Passage provided
^^^^^^^^^^^^^^^^

For this example, I chose the State capitals, because that’s kind of a canonical topic. But the questions/answers themselves are in a separate file, so it’s easy to substitute a new set of questions and answers.

You can try it for yourself here.

Old phones and Zoom

I remember sometime back in the 1980s looking at my telephone and being frustrated. I knew there was a computer in there, but the phone company did not give me access to it.

“If only I could add to the software in that thing,” I would tell myself, “I could do make this experience so much better.” But of course, I didn’t have the needed access.

Skip forward a couple of decades, and now I can program my phone to my heart’s content. And so can a lot of other people, which is why there are so many cool apps on my phone.

But we haven’t yet gotten there with video chat. Zoom only entered the consciousness of the general public about two years ago, on or around March 12, 2020. That is the very definition of recent history.

So not surprisingly, there is, as yet, no way for those of us who don’t work for Zoom to program it. As we say in the software biz, there is no API for Zoom.

But inevitably that will change. If Zoom doesn’t provide an API, some competitor will show up who does. And those third party apps are going to make the experience of video-chat with your friend or your colleague or your grandma a lot cooler and more interesting.

Fun times ahead.

American Beauty

I listened to the Grateful Dead’s American Beauty album this evening. Just played it straight through.

I don’t really know what prompted me to think of it. Some random association from years ago, perhaps. But I’m glad I did.

It’s a beautiful collection of songs, with an amazing level of musicianship, and a great tribute to many American musical genres all at once. Yet back in 1970 that album was something else as well.

It was the center of a particular way of being in the world, one that today seems nearly incomprehensible. There was a kind of idealism there that I think has been long beaten out of us.

I am sure that a younger person hearing that album would appreciate it on a musical level. But the cultural language it speaks would probably remain completely opaque.

I wonder how many cultural artifacts become lost in plain sight. They remain available — transcribed from paper, celluloid or acetate, but they represent a cultural mindset that is either fading away or already long gone.

^^^^^^^^^^^^^^^^

Information supplied

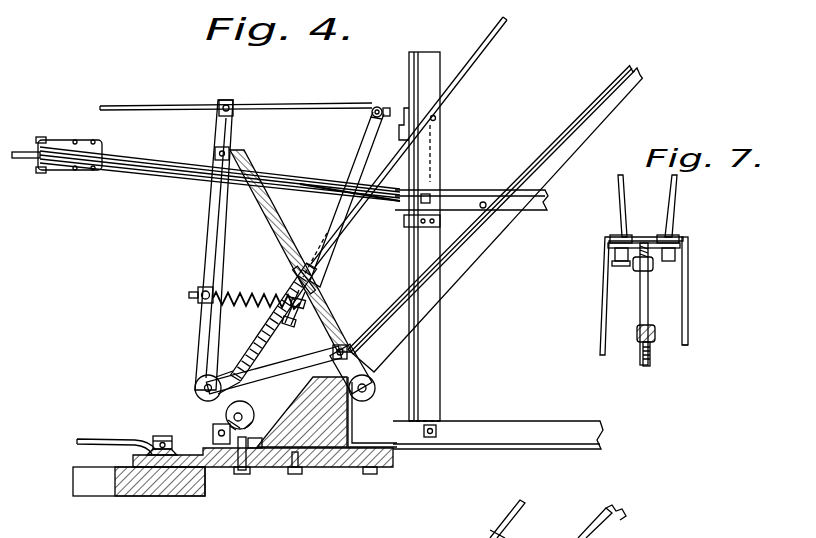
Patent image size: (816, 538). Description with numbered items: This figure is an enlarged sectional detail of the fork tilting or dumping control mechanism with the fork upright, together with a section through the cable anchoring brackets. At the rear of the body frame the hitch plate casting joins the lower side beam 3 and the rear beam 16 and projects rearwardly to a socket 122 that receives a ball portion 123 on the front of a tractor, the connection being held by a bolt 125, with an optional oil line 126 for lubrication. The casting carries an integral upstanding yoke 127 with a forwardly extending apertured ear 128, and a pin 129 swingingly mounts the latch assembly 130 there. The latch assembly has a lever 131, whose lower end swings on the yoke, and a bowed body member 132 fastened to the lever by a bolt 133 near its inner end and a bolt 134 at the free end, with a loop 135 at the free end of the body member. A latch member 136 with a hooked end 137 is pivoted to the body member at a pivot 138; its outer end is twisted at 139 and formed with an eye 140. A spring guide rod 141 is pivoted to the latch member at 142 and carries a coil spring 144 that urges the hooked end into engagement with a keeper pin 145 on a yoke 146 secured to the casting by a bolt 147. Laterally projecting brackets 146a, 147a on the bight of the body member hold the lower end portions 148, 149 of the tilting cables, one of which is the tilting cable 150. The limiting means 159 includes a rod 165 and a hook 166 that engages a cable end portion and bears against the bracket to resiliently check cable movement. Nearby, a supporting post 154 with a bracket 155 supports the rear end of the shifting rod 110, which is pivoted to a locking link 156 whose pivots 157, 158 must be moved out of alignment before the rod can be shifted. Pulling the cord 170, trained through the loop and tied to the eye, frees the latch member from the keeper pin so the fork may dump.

In FIG. 4, the lower side beam 3 is at (545, 440).
In FIG. 4, the rear beam 16 is at (562, 172).
In FIG. 4, the shifting rod 110 is at (280, 168).
In FIG. 4, the socket 122 is at (176, 450).
In FIG. 4, the ball portion 123 is at (160, 497).
In FIG. 4, the bolt 125 is at (163, 435).
In FIG. 4, the oil line 126 is at (108, 440).
In FIG. 4, the upstanding yoke 127 is at (345, 466).
In FIG. 4, the apertured ear 128 is at (360, 398).
In FIG. 4, the pin 129 is at (374, 380).
In FIG. 4, the latch assembly 130 is at (208, 240).
In FIG. 4, the lever 131 is at (282, 236).
In FIG. 4, the bowed body member 132 is at (205, 262).
In FIG. 7, the bowed body member 132 is at (641, 300).
In FIG. 4, the bolt 133 is at (256, 410).
In FIG. 4, the bolt 134 is at (215, 152).
In FIG. 4, the loop 135 is at (230, 99).
In FIG. 4, the latch member 136 is at (360, 160).
In FIG. 7, the latch member 136 is at (652, 360).
In FIG. 4, the hooked end 137 is at (299, 475).
In FIG. 7, the pivot 138 is at (656, 264).
In FIG. 4, the twisted portion 139 is at (372, 134).
In FIG. 4, the eye 140 is at (378, 105).
In FIG. 4, the spring guide rod 141 is at (195, 300).
In FIG. 4, the pivotal connection 142 is at (290, 296).
In FIG. 4, the coil spring 144 is at (238, 290).
In FIG. 4, the keeper pin 145 is at (283, 474).
In FIG. 4, the yoke 146 is at (252, 466).
In FIG. 4, the laterally projecting bracket 146a is at (200, 378).
In FIG. 7, the laterally projecting bracket 146a is at (612, 254).
In FIG. 4, the bolt 147 is at (240, 476).
In FIG. 7, the laterally projecting bracket 147a is at (690, 246).
In FIG. 7, the lower end portion of tilting cable 148 is at (619, 212).
In FIG. 7, the lower end portion of tilting cable 149 is at (678, 210).
In FIG. 4, the tilting cable 150 is at (483, 43).
In FIG. 4, the supporting post 154 is at (441, 392).
In FIG. 4, the bracket 155 is at (407, 167).
In FIG. 4, the locking link 156 is at (462, 190).
In FIG. 4, the pivot 157 is at (412, 216).
In FIG. 4, the pivot 158 is at (485, 200).
In FIG. 4, the limiting means 159 is at (307, 309).
In FIG. 7, the limiting means 159 is at (696, 336).
In FIG. 4, the rod 165 is at (297, 335).
In FIG. 7, the rod 165 is at (690, 302).
In FIG. 4, the hook 166 is at (313, 285).
In FIG. 7, the hook 166 is at (686, 236).
In FIG. 4, the cord 170 is at (322, 101).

^^^^^^^^^^^^^^^^

Work to do
a. In the blog posts, on or around what date did Zoom enter the general public's awareness?
b. Pick up the blog posts about Zoom and the American Beauty album at their last sentence and keep writing.
The entries are separate material, apart from the blog posts.

Answers provided
a. On or around March 12, 2020.

b.
Without cultural context, a song can lose its deepest meaning — it’s a hand-me-down. The thoughts are broken, perhaps they’re better left unsung.

I don’t know, don’t really care. Let there be songs to fill the air.

Migrating from feature to structure

I’ve recently notice that I frequently use a very productive programming pattern. Usually I just take it for granted, but today I’ve decided to call it out, in case it might be useful to others.

When I’m developing new capabilities, I think of them as “features” — things that I’m adding to the outside of the system. They are sort of like adornments, add-ons, things that make the system more powerful or fun to use, but aren’t essential.

Working this way allows for very rapid iteration. If you aren’t changing the core structure of anything, then you can make changes very fast, and you can switch between changing code and the resultant change in experience pretty much instantly. Not needing to “recompile the system” is a big win.

But eventually (in a good scenario) the feature grows powerful and stable enough that it starts to feel like a core capability of the system itself. Then it’s time to move things inward.

Rather than continuing to present the new capability as a feature, after it has matured enough I move it into the core part of the software. So now instead of just being available as an add-on, it becomes available everywhere.

Over time this way of doing things results in an ever more powerful set of tools. And it does so without the risk of suddenly breaking things by constantly adding new stuff that tinkers with the inner core of things.

I suspect that a lot of people who develop code use the same pattern. I wonder whether there is a name for it.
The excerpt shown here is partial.